**GIVEN TASK**: Take each line that has the word "paragraph" and return it.

>> start PROVIDED RECORDS

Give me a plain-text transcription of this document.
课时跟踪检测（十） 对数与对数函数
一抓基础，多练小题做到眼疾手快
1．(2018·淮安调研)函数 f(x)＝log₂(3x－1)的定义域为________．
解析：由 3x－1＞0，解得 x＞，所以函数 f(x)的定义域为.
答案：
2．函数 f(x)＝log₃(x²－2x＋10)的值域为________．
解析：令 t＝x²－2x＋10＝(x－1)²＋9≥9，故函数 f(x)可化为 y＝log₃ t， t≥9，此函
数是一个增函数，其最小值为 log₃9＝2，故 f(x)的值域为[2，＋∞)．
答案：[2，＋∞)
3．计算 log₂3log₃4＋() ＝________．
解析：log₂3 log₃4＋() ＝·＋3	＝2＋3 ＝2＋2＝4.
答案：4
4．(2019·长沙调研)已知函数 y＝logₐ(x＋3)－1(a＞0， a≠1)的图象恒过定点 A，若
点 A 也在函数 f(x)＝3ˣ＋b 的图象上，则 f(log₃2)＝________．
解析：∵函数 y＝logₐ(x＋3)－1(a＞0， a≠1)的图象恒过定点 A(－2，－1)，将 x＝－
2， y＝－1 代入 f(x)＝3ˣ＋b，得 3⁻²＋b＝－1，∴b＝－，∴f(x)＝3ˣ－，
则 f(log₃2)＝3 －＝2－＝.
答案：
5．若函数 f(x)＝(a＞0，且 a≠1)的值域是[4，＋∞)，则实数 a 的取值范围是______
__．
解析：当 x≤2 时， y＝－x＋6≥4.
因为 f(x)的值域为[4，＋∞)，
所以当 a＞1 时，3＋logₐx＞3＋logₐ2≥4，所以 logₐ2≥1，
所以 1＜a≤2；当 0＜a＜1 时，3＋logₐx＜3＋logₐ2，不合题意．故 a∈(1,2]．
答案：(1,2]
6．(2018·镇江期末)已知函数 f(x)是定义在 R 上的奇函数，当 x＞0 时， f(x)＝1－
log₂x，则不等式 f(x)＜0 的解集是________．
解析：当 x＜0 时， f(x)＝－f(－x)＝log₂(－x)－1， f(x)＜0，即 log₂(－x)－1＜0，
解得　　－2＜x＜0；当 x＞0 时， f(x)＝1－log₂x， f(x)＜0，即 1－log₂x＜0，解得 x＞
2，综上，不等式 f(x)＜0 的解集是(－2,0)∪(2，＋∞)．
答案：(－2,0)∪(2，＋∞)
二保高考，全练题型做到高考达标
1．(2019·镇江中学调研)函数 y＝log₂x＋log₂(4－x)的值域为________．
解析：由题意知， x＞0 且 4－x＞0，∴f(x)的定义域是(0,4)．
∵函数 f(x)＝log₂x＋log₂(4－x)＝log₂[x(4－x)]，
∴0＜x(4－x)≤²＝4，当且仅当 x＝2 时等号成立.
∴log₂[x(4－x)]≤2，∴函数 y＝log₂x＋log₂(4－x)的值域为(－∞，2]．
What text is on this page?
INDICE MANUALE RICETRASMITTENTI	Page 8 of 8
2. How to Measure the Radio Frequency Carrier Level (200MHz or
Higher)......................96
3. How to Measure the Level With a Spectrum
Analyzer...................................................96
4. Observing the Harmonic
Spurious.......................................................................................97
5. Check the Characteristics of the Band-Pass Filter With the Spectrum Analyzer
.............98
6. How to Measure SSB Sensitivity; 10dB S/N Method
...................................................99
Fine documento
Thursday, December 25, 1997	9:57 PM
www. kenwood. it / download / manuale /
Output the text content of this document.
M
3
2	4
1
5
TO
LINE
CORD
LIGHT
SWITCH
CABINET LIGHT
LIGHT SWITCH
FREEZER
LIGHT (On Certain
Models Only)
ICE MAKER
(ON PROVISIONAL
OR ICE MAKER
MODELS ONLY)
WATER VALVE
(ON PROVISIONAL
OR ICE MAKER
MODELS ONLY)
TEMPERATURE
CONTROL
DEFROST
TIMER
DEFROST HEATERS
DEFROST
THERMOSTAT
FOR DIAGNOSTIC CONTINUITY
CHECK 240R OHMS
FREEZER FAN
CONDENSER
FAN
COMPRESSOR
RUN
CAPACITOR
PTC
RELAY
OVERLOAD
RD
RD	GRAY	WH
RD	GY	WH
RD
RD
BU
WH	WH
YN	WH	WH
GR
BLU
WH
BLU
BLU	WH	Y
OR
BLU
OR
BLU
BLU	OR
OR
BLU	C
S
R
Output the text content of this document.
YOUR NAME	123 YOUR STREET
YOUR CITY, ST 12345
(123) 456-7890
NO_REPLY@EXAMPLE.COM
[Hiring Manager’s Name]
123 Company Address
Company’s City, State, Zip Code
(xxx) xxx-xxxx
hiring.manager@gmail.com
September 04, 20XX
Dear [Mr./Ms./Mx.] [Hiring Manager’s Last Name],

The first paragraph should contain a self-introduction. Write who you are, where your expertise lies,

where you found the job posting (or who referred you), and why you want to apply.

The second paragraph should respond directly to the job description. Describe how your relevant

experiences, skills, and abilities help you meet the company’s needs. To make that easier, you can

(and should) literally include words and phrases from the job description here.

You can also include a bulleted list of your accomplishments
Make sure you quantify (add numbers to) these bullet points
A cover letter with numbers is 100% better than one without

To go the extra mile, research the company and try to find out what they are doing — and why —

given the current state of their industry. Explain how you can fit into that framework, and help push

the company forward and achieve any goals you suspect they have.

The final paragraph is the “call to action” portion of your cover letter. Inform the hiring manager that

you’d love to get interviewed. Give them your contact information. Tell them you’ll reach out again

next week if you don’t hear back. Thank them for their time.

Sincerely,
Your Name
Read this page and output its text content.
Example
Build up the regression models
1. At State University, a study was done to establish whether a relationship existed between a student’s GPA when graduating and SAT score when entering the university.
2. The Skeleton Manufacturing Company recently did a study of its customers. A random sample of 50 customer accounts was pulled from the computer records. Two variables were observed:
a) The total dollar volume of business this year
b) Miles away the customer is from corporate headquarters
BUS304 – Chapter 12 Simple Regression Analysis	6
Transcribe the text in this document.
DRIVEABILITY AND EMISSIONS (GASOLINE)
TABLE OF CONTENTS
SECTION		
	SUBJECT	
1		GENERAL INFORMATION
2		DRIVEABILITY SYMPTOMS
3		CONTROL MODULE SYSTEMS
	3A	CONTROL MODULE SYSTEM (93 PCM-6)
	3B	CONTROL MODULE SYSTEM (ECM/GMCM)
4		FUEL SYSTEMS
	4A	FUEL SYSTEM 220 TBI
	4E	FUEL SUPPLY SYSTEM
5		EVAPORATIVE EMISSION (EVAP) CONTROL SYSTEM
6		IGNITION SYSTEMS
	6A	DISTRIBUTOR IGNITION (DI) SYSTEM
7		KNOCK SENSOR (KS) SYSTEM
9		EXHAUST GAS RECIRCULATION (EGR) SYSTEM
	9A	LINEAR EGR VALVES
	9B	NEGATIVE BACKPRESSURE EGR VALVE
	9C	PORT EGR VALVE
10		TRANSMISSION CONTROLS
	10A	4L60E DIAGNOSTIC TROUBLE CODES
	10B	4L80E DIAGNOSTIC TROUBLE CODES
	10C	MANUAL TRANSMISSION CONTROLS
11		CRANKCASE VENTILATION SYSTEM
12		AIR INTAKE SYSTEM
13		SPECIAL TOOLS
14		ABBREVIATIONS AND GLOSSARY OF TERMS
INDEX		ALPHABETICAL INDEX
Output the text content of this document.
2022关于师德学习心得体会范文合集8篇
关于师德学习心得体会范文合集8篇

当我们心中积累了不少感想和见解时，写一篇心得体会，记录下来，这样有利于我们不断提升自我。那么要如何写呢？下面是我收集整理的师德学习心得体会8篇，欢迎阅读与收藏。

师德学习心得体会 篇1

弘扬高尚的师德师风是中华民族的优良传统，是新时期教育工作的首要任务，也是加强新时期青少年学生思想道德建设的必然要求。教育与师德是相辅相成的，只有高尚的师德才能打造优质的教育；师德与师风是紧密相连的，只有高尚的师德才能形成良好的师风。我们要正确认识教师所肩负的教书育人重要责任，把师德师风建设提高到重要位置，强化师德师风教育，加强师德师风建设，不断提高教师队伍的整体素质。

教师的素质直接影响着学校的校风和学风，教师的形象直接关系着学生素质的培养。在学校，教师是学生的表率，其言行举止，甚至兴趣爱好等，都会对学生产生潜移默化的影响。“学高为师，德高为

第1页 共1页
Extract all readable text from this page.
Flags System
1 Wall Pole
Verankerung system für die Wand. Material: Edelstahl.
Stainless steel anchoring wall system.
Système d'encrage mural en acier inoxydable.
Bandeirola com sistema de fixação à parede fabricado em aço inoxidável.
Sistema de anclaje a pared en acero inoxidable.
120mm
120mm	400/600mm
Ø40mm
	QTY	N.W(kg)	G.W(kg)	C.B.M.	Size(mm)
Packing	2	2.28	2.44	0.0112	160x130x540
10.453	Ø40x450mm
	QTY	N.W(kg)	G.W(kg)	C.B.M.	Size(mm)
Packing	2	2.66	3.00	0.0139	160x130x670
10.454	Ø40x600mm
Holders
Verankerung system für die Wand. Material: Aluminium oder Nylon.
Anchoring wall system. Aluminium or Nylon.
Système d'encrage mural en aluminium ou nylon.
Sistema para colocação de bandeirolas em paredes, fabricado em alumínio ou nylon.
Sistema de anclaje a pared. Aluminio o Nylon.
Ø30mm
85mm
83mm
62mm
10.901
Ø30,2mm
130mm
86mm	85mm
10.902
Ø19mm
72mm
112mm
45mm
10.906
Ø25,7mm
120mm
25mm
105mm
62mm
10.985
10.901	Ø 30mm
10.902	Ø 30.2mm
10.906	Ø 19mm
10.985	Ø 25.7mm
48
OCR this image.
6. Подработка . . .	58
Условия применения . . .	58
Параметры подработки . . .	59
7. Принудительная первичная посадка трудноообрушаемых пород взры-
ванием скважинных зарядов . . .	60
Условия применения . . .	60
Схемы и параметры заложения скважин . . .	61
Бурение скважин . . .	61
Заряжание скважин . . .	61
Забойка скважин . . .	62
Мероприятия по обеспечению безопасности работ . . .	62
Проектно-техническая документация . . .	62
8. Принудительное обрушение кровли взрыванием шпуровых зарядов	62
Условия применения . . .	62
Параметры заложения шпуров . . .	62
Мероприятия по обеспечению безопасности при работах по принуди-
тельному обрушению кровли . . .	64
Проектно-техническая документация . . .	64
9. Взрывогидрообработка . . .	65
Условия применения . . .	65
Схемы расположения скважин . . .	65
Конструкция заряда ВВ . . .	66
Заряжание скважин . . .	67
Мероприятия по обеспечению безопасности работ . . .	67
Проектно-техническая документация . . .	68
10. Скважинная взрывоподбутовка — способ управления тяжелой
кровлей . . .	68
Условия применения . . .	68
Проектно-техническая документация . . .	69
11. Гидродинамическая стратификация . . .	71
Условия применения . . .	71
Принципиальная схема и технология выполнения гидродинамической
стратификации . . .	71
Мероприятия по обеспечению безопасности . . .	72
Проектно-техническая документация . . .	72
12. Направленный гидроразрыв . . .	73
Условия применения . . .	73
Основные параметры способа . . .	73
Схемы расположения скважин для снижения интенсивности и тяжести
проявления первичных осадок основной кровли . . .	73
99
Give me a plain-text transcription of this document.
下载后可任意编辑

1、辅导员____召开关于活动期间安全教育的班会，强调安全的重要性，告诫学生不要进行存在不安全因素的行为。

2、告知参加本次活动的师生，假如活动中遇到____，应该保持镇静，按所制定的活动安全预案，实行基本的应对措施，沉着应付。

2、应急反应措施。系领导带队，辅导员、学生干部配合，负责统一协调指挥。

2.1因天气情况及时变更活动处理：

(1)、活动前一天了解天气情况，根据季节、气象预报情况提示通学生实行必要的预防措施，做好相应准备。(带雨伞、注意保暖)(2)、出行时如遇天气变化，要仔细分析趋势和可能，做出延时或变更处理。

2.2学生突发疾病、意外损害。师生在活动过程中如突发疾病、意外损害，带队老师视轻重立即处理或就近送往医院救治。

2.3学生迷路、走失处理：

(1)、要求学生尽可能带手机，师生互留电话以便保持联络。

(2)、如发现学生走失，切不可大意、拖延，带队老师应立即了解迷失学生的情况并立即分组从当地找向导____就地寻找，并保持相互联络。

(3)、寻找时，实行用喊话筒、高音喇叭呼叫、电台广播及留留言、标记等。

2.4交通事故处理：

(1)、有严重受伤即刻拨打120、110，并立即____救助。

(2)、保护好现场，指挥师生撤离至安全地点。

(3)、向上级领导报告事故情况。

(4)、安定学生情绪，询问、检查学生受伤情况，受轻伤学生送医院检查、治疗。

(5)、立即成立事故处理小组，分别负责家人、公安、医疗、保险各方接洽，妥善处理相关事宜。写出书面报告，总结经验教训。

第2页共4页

>> end PROVIDED RECORDS

**CORRECT RESPONSE**:
The first paragraph should contain a self-introduction. Write who you are, where your expertise lies,
The second paragraph should respond directly to the job description. Describe how your relevant
The final paragraph is the “call to action” portion of your cover letter. Inform the hiring manager that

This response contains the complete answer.